§ INFORMATION GIVEN
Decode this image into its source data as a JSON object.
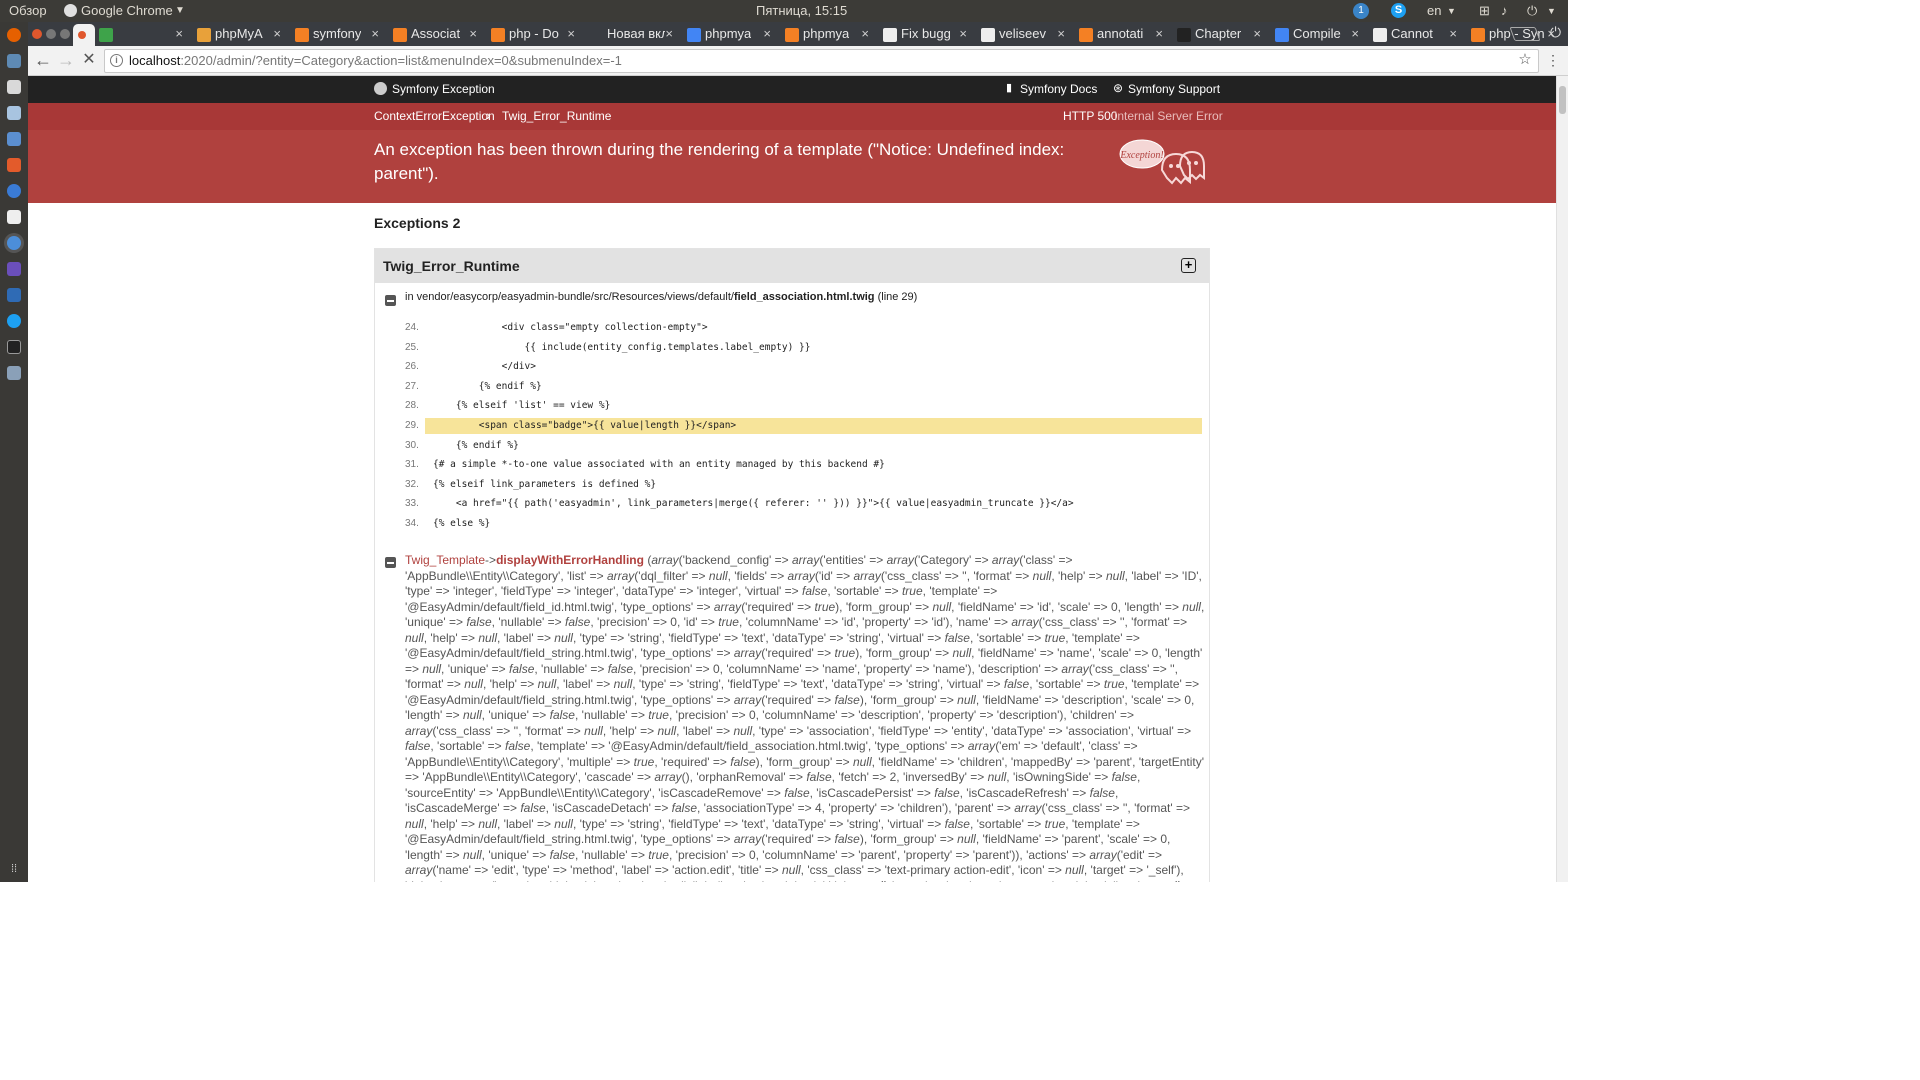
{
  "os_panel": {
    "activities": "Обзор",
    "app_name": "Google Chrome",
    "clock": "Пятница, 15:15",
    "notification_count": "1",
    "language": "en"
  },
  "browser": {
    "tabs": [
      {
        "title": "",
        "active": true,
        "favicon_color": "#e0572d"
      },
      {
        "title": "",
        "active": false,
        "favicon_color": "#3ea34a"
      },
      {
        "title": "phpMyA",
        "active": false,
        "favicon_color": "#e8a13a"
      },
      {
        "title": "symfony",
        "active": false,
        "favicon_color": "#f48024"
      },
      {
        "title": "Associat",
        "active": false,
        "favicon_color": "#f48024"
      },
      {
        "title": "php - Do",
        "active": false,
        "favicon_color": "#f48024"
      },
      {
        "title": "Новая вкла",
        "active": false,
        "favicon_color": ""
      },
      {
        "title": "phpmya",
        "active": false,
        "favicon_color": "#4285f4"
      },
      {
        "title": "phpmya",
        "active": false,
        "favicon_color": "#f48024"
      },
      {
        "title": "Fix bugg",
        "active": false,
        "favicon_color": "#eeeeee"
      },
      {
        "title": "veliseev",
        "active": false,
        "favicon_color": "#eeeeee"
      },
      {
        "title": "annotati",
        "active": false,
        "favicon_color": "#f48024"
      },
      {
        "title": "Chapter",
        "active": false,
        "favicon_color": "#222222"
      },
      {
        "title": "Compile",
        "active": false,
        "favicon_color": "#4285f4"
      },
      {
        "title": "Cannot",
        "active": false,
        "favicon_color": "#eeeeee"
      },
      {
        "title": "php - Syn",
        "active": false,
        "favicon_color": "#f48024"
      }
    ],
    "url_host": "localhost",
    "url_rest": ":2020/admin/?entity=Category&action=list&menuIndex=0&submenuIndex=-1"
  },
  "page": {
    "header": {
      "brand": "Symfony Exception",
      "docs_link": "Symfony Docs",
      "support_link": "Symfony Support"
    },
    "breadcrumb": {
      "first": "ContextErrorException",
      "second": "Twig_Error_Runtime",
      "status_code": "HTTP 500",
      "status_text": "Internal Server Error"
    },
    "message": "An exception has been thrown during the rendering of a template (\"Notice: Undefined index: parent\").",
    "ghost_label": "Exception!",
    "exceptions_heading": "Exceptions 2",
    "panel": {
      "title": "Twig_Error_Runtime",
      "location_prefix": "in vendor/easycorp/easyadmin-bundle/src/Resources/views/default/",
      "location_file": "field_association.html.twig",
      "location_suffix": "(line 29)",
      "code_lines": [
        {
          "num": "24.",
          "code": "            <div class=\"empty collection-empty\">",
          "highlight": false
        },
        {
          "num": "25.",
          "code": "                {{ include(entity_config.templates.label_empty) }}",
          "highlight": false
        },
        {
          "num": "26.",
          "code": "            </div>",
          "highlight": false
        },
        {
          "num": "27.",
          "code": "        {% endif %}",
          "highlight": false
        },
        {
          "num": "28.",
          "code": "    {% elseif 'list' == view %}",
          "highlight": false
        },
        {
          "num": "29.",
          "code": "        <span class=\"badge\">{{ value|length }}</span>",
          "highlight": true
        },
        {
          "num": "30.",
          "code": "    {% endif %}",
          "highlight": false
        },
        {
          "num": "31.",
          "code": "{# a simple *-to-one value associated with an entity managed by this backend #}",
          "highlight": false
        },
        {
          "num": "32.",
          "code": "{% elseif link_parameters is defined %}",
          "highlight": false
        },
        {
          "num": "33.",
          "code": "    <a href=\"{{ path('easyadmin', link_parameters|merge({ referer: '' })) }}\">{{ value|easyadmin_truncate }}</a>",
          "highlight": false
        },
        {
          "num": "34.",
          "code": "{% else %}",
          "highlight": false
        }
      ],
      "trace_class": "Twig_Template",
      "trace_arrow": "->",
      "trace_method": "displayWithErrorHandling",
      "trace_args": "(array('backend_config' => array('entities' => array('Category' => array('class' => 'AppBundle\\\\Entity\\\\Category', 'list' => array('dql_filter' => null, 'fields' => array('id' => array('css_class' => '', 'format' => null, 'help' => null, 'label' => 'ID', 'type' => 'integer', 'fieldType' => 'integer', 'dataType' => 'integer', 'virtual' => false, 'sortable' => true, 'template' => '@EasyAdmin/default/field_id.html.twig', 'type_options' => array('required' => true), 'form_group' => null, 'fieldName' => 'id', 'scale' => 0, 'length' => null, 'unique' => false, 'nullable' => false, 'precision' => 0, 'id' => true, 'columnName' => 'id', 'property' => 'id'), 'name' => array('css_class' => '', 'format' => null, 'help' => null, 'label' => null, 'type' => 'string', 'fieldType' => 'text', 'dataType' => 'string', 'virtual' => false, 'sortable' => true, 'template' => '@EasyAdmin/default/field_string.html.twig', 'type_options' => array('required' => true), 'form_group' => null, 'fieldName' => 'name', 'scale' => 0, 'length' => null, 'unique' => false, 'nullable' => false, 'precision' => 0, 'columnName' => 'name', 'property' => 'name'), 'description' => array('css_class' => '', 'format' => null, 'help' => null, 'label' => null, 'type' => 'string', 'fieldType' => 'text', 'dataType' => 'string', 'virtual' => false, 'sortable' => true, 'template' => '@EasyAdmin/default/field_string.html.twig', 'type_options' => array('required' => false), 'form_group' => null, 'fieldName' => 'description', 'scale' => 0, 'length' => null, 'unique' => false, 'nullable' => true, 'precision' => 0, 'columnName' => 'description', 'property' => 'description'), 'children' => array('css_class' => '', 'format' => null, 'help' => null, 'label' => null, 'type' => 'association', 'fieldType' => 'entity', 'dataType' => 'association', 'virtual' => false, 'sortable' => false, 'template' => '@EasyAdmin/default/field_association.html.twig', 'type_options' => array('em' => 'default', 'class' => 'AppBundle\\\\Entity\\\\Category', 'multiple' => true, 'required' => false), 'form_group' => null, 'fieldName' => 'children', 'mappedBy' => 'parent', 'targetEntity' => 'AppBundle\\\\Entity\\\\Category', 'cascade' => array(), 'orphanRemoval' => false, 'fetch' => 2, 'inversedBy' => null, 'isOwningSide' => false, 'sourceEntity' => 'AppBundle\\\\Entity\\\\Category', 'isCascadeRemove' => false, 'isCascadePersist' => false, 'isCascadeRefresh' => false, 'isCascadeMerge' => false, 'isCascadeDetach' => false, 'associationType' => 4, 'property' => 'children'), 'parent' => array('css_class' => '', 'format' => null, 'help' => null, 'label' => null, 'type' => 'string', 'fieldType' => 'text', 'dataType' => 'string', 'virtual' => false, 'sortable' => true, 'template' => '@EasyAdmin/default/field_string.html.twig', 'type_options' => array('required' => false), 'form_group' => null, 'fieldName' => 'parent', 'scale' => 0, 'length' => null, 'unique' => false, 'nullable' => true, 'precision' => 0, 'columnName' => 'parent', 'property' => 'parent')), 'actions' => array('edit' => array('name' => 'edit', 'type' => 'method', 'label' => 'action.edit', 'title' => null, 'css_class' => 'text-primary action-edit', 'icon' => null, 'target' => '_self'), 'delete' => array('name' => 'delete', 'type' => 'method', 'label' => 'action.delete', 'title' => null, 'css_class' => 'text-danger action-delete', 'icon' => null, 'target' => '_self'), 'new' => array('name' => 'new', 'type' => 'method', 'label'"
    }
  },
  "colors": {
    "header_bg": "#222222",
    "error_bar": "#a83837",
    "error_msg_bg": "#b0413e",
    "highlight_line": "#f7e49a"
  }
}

§ EXERCISE
Could you reproduce every record above exactly, leaving out the pictures?

§ RESULT OF THE TASK
Decode this image into its source data as a JSON object.
{
  "os_panel": {
    "activities": "Обзор",
    "app_name": "Google Chrome",
    "clock": "Пятница, 15:15",
    "notification_count": "1",
    "language": "en"
  },
  "browser": {
    "tabs": [
      {
        "title": "",
        "active": true,
        "favicon_color": "#e0572d"
      },
      {
        "title": "",
        "active": false,
        "favicon_color": "#3ea34a"
      },
      {
        "title": "phpMyA",
        "active": false,
        "favicon_color": "#e8a13a"
      },
      {
        "title": "symfony",
        "active": false,
        "favicon_color": "#f48024"
      },
      {
        "title": "Associat",
        "active": false,
        "favicon_color": "#f48024"
      },
      {
        "title": "php - Do",
        "active": false,
        "favicon_color": "#f48024"
      },
      {
        "title": "Новая вкла",
        "active": false,
        "favicon_color": ""
      },
      {
        "title": "phpmya",
        "active": false,
        "favicon_color": "#4285f4"
      },
      {
        "title": "phpmya",
        "active": false,
        "favicon_color": "#f48024"
      },
      {
        "title": "Fix bugg",
        "active": false,
        "favicon_color": "#eeeeee"
      },
      {
        "title": "veliseev",
        "active": false,
        "favicon_color": "#eeeeee"
      },
      {
        "title": "annotati",
        "active": false,
        "favicon_color": "#f48024"
      },
      {
        "title": "Chapter",
        "active": false,
        "favicon_color": "#222222"
      },
      {
        "title": "Compile",
        "active": false,
        "favicon_color": "#4285f4"
      },
      {
        "title": "Cannot",
        "active": false,
        "favicon_color": "#eeeeee"
      },
      {
        "title": "php - Syn",
        "active": false,
        "favicon_color": "#f48024"
      }
    ],
    "url_host": "localhost",
    "url_rest": ":2020/admin/?entity=Category&action=list&menuIndex=0&submenuIndex=-1"
  },
  "page": {
    "header": {
      "brand": "Symfony Exception",
      "docs_link": "Symfony Docs",
      "support_link": "Symfony Support"
    },
    "breadcrumb": {
      "first": "ContextErrorException",
      "second": "Twig_Error_Runtime",
      "status_code": "HTTP 500",
      "status_text": "Internal Server Error"
    },
    "message": "An exception has been thrown during the rendering of a template (\"Notice: Undefined index: parent\").",
    "ghost_label": "Exception!",
    "exceptions_heading": "Exceptions 2",
    "panel": {
      "title": "Twig_Error_Runtime",
      "location_prefix": "in vendor/easycorp/easyadmin-bundle/src/Resources/views/default/",
      "location_file": "field_association.html.twig",
      "location_suffix": "(line 29)",
      "code_lines": [
        {
          "num": "24.",
          "code": "            <div class=\"empty collection-empty\">",
          "highlight": false
        },
        {
          "num": "25.",
          "code": "                {{ include(entity_config.templates.label_empty) }}",
          "highlight": false
        },
        {
          "num": "26.",
          "code": "            </div>",
          "highlight": false
        },
        {
          "num": "27.",
          "code": "        {% endif %}",
          "highlight": false
        },
        {
          "num": "28.",
          "code": "    {% elseif 'list' == view %}",
          "highlight": false
        },
        {
          "num": "29.",
          "code": "        <span class=\"badge\">{{ value|length }}</span>",
          "highlight": true
        },
        {
          "num": "30.",
          "code": "    {% endif %}",
          "highlight": false
        },
        {
          "num": "31.",
          "code": "{# a simple *-to-one value associated with an entity managed by this backend #}",
          "highlight": false
        },
        {
          "num": "32.",
          "code": "{% elseif link_parameters is defined %}",
          "highlight": false
        },
        {
          "num": "33.",
          "code": "    <a href=\"{{ path('easyadmin', link_parameters|merge({ referer: '' })) }}\">{{ value|easyadmin_truncate }}</a>",
          "highlight": false
        },
        {
          "num": "34.",
          "code": "{% else %}",
          "highlight": false
        }
      ],
      "trace_class": "Twig_Template",
      "trace_arrow": "->",
      "trace_method": "displayWithErrorHandling",
      "trace_args": "(array('backend_config' => array('entities' => array('Category' => array('class' => 'AppBundle\\\\Entity\\\\Category', 'list' => array('dql_filter' => null, 'fields' => array('id' => array('css_class' => '', 'format' => null, 'help' => null, 'label' => 'ID', 'type' => 'integer', 'fieldType' => 'integer', 'dataType' => 'integer', 'virtual' => false, 'sortable' => true, 'template' => '@EasyAdmin/default/field_id.html.twig', 'type_options' => array('required' => true), 'form_group' => null, 'fieldName' => 'id', 'scale' => 0, 'length' => null, 'unique' => false, 'nullable' => false, 'precision' => 0, 'id' => true, 'columnName' => 'id', 'property' => 'id'), 'name' => array('css_class' => '', 'format' => null, 'help' => null, 'label' => null, 'type' => 'string', 'fieldType' => 'text', 'dataType' => 'string', 'virtual' => false, 'sortable' => true, 'template' => '@EasyAdmin/default/field_string.html.twig', 'type_options' => array('required' => true), 'form_group' => null, 'fieldName' => 'name', 'scale' => 0, 'length' => null, 'unique' => false, 'nullable' => false, 'precision' => 0, 'columnName' => 'name', 'property' => 'name'), 'description' => array('css_class' => '', 'format' => null, 'help' => null, 'label' => null, 'type' => 'string', 'fieldType' => 'text', 'dataType' => 'string', 'virtual' => false, 'sortable' => true, 'template' => '@EasyAdmin/default/field_string.html.twig', 'type_options' => array('required' => false), 'form_group' => null, 'fieldName' => 'description', 'scale' => 0, 'length' => null, 'unique' => false, 'nullable' => true, 'precision' => 0, 'columnName' => 'description', 'property' => 'description'), 'children' => array('css_class' => '', 'format' => null, 'help' => null, 'label' => null, 'type' => 'association', 'fieldType' => 'entity', 'dataType' => 'association', 'virtual' => false, 'sortable' => false, 'template' => '@EasyAdmin/default/field_association.html.twig', 'type_options' => array('em' => 'default', 'class' => 'AppBundle\\\\Entity\\\\Category', 'multiple' => true, 'required' => false), 'form_group' => null, 'fieldName' => 'children', 'mappedBy' => 'parent', 'targetEntity' => 'AppBundle\\\\Entity\\\\Category', 'cascade' => array(), 'orphanRemoval' => false, 'fetch' => 2, 'inversedBy' => null, 'isOwningSide' => false, 'sourceEntity' => 'AppBundle\\\\Entity\\\\Category', 'isCascadeRemove' => false, 'isCascadePersist' => false, 'isCascadeRefresh' => false, 'isCascadeMerge' => false, 'isCascadeDetach' => false, 'associationType' => 4, 'property' => 'children'), 'parent' => array('css_class' => '', 'format' => null, 'help' => null, 'label' => null, 'type' => 'string', 'fieldType' => 'text', 'dataType' => 'string', 'virtual' => false, 'sortable' => true, 'template' => '@EasyAdmin/default/field_string.html.twig', 'type_options' => array('required' => false), 'form_group' => null, 'fieldName' => 'parent', 'scale' => 0, 'length' => null, 'unique' => false, 'nullable' => true, 'precision' => 0, 'columnName' => 'parent', 'property' => 'parent')), 'actions' => array('edit' => array('name' => 'edit', 'type' => 'method', 'label' => 'action.edit', 'title' => null, 'css_class' => 'text-primary action-edit', 'icon' => null, 'target' => '_self'), 'delete' => array('name' => 'delete', 'type' => 'method', 'label' => 'action.delete', 'title' => null, 'css_class' => 'text-danger action-delete', 'icon' => null, 'target' => '_self'), 'new' => array('name' => 'new', 'type' => 'method', 'label'"
    }
  },
  "colors": {
    "header_bg": "#222222",
    "error_bar": "#a83837",
    "error_msg_bg": "#b0413e",
    "highlight_line": "#f7e49a"
  }
}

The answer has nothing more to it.